Exactly as they appear, output all of the records. Skip any images.

# start of Data supplied

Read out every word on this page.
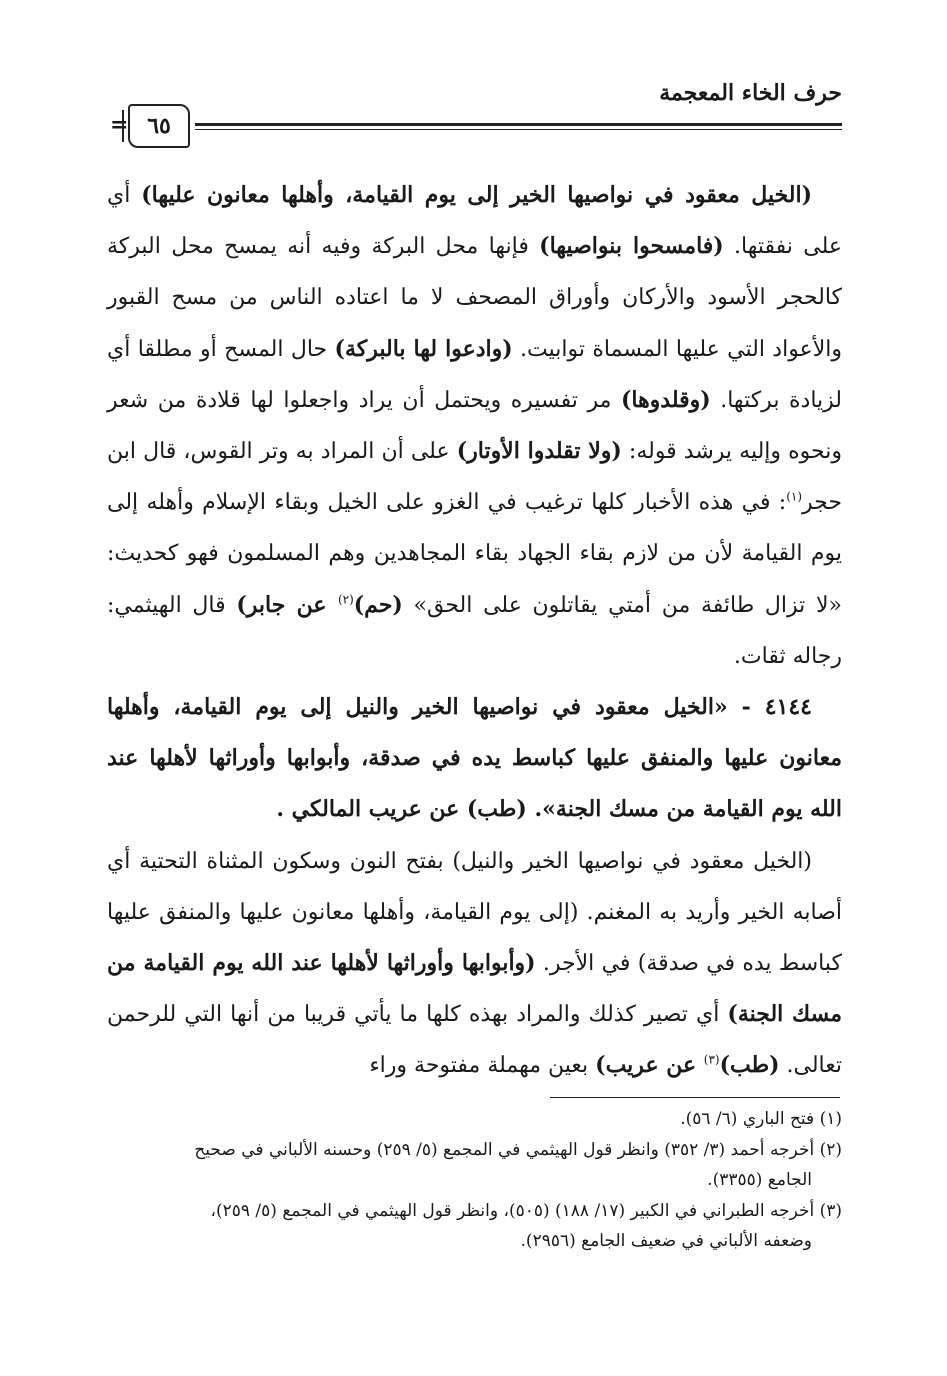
حرف الخاء المعجمة
= ٦٥

(الخيل معقود في نواصيها الخير إلى يوم القيامة، وأهلها معانون عليها) أي على نفقتها. (فامسحوا بنواصيها) فإنها محل البركة وفيه أنه يمسح محل البركة كالحجر الأسود والأركان وأوراق المصحف لا ما اعتاده الناس من مسح القبور والأعواد التي عليها المسماة توابيت. (وادعوا لها بالبركة) حال المسح أو مطلقا أي لزيادة بركتها. (وقلدوها) مر تفسيره ويحتمل أن يراد واجعلوا لها قلادة من شعر ونحوه وإليه يرشد قوله: (ولا تقلدوا الأوتار) على أن المراد به وتر القوس، قال ابن حجر$^{(١)}$: في هذه الأخبار كلها ترغيب في الغزو على الخيل وبقاء الإسلام وأهله إلى يوم القيامة لأن من لازم بقاء الجهاد بقاء المجاهدين وهم المسلمون فهو كحديث: «لا تزال طائفة من أمتي يقاتلون على الحق» (حم)$^{(٢)}$ عن جابر) قال الهيثمي: رجاله ثقات.

٤١٤٤ - «الخيل معقود في نواصيها الخير والنيل إلى يوم القيامة، وأهلها معانون عليها والمنفق عليها كباسط يده في صدقة، وأبوابها وأوراثها لأهلها عند الله يوم القيامة من مسك الجنة». (طب) عن عريب المالكي .

(الخيل معقود في نواصيها الخير والنيل) بفتح النون وسكون المثناة التحتية أي أصابه الخير وأريد به المغنم. (إلى يوم القيامة، وأهلها معانون عليها والمنفق عليها كباسط يده في صدقة) في الأجر. (وأبوابها وأوراثها لأهلها عند الله يوم القيامة من مسك الجنة) أي تصير كذلك والمراد بهذه كلها ما يأتي قريبا من أنها التي للرحمن تعالى. (طب)$^{(٣)}$ عن عريب) بعين مهملة مفتوحة وراء

(١) فتح الباري (٦/ ٥٦).

(٢) أخرجه أحمد (٣/ ٣٥٢) وانظر قول الهيثمي في المجمع (٥/ ٢٥٩) وحسنه الألباني في صحيح

الجامع (٣٣٥٥).

(٣) أخرجه الطبراني في الكبير (١٧/ ١٨٨) (٥٠٥)، وانظر قول الهيثمي في المجمع (٥/ ٢٥٩)،

وضعفه الألباني في ضعيف الجامع (٢٩٥٦).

# end of Data supplied

◆ Expected answer ◆
Read out every word on this page.
حرف الخاء المعجمة
= ٦٥

(الخيل معقود في نواصيها الخير إلى يوم القيامة، وأهلها معانون عليها) أي على نفقتها. (فامسحوا بنواصيها) فإنها محل البركة وفيه أنه يمسح محل البركة كالحجر الأسود والأركان وأوراق المصحف لا ما اعتاده الناس من مسح القبور والأعواد التي عليها المسماة توابيت. (وادعوا لها بالبركة) حال المسح أو مطلقا أي لزيادة بركتها. (وقلدوها) مر تفسيره ويحتمل أن يراد واجعلوا لها قلادة من شعر ونحوه وإليه يرشد قوله: (ولا تقلدوا الأوتار) على أن المراد به وتر القوس، قال ابن حجر$^{(١)}$: في هذه الأخبار كلها ترغيب في الغزو على الخيل وبقاء الإسلام وأهله إلى يوم القيامة لأن من لازم بقاء الجهاد بقاء المجاهدين وهم المسلمون فهو كحديث: «لا تزال طائفة من أمتي يقاتلون على الحق» (حم)$^{(٢)}$ عن جابر) قال الهيثمي: رجاله ثقات.

٤١٤٤ - «الخيل معقود في نواصيها الخير والنيل إلى يوم القيامة، وأهلها معانون عليها والمنفق عليها كباسط يده في صدقة، وأبوابها وأوراثها لأهلها عند الله يوم القيامة من مسك الجنة». (طب) عن عريب المالكي .

(الخيل معقود في نواصيها الخير والنيل) بفتح النون وسكون المثناة التحتية أي أصابه الخير وأريد به المغنم. (إلى يوم القيامة، وأهلها معانون عليها والمنفق عليها كباسط يده في صدقة) في الأجر. (وأبوابها وأوراثها لأهلها عند الله يوم القيامة من مسك الجنة) أي تصير كذلك والمراد بهذه كلها ما يأتي قريبا من أنها التي للرحمن تعالى. (طب)$^{(٣)}$ عن عريب) بعين مهملة مفتوحة وراء

(١) فتح الباري (٦/ ٥٦).

(٢) أخرجه أحمد (٣/ ٣٥٢) وانظر قول الهيثمي في المجمع (٥/ ٢٥٩) وحسنه الألباني في صحيح

الجامع (٣٣٥٥).

(٣) أخرجه الطبراني في الكبير (١٧/ ١٨٨) (٥٠٥)، وانظر قول الهيثمي في المجمع (٥/ ٢٥٩)،

وضعفه الألباني في ضعيف الجامع (٢٩٥٦).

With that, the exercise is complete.